Each entry here needs to be set down again exactly, please; pictures are left out.
-- START OF RECORDS SUPPLIED --
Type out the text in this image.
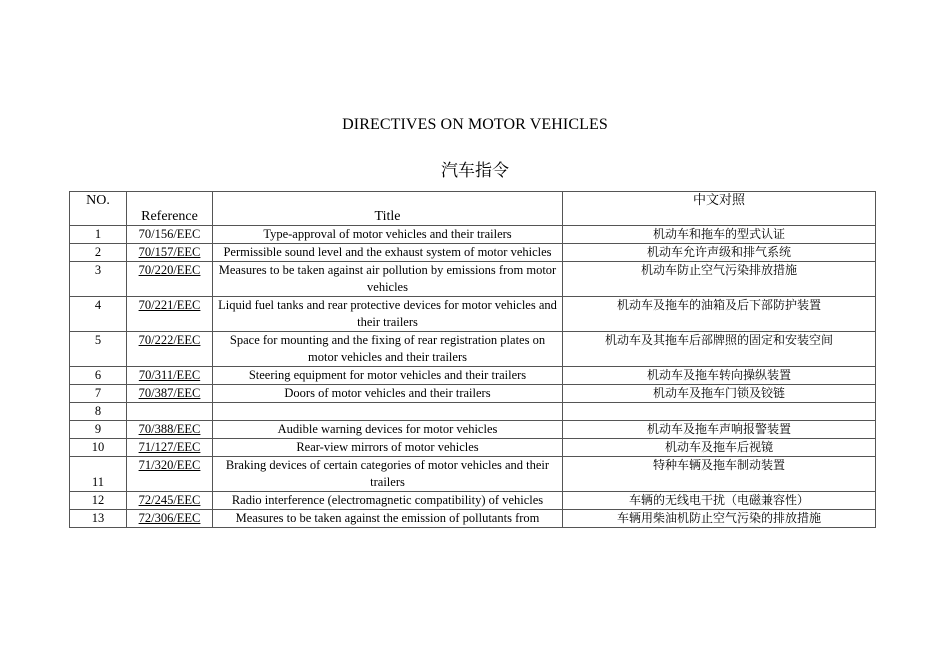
DIRECTIVES ON MOTOR VEHICLES
汽车指令
NO.	Reference	Title	中文对照
1	70/156/EEC	Type-approval of motor vehicles and their trailers	机动车和拖车的型式认证
2	70/157/EEC	Permissible sound level and the exhaust system of motor vehicles	机动车允许声级和排气系统
3	70/220/EEC	Measures to be taken against air pollution by emissions from motor vehicles	机动车防止空气污染排放措施
4	70/221/EEC	Liquid fuel tanks and rear protective devices for motor vehicles and their trailers	机动车及拖车的油箱及后下部防护装置
5	70/222/EEC	Space for mounting and the fixing of rear registration plates on motor vehicles and their trailers	机动车及其拖车后部牌照的固定和安装空间
6	70/311/EEC	Steering equipment for motor vehicles and their trailers	机动车及拖车转向操纵装置
7	70/387/EEC	Doors of motor vehicles and their trailers	机动车及拖车门锁及铰链
8			
9	70/388/EEC	Audible warning devices for motor vehicles	机动车及拖车声响报警装置
10	71/127/EEC	Rear-view mirrors of motor vehicles	机动车及拖车后视镜
11	71/320/EEC	Braking devices of certain categories of motor vehicles and their trailers	特种车辆及拖车制动装置
12	72/245/EEC	Radio interference (electromagnetic compatibility) of vehicles	车辆的无线电干扰（电磁兼容性）
13	72/306/EEC	Measures to be taken against the emission of pollutants from	车辆用柴油机防止空气污染的排放措施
-- END OF RECORDS SUPPLIED --
**SOLUTION FOR THIS EXERCISE**
Type out the text in this image.
DIRECTIVES ON MOTOR VEHICLES
汽车指令
NO.	Reference	Title	中文对照
1	70/156/EEC	Type-approval of motor vehicles and their trailers	机动车和拖车的型式认证
2	70/157/EEC	Permissible sound level and the exhaust system of motor vehicles	机动车允许声级和排气系统
3	70/220/EEC	Measures to be taken against air pollution by emissions from motor vehicles	机动车防止空气污染排放措施
4	70/221/EEC	Liquid fuel tanks and rear protective devices for motor vehicles and their trailers	机动车及拖车的油箱及后下部防护装置
5	70/222/EEC	Space for mounting and the fixing of rear registration plates on motor vehicles and their trailers	机动车及其拖车后部牌照的固定和安装空间
6	70/311/EEC	Steering equipment for motor vehicles and their trailers	机动车及拖车转向操纵装置
7	70/387/EEC	Doors of motor vehicles and their trailers	机动车及拖车门锁及铰链
8			
9	70/388/EEC	Audible warning devices for motor vehicles	机动车及拖车声响报警装置
10	71/127/EEC	Rear-view mirrors of motor vehicles	机动车及拖车后视镜
11	71/320/EEC	Braking devices of certain categories of motor vehicles and their trailers	特种车辆及拖车制动装置
12	72/245/EEC	Radio interference (electromagnetic compatibility) of vehicles	车辆的无线电干扰（电磁兼容性）
13	72/306/EEC	Measures to be taken against the emission of pollutants from	车辆用柴油机防止空气污染的排放措施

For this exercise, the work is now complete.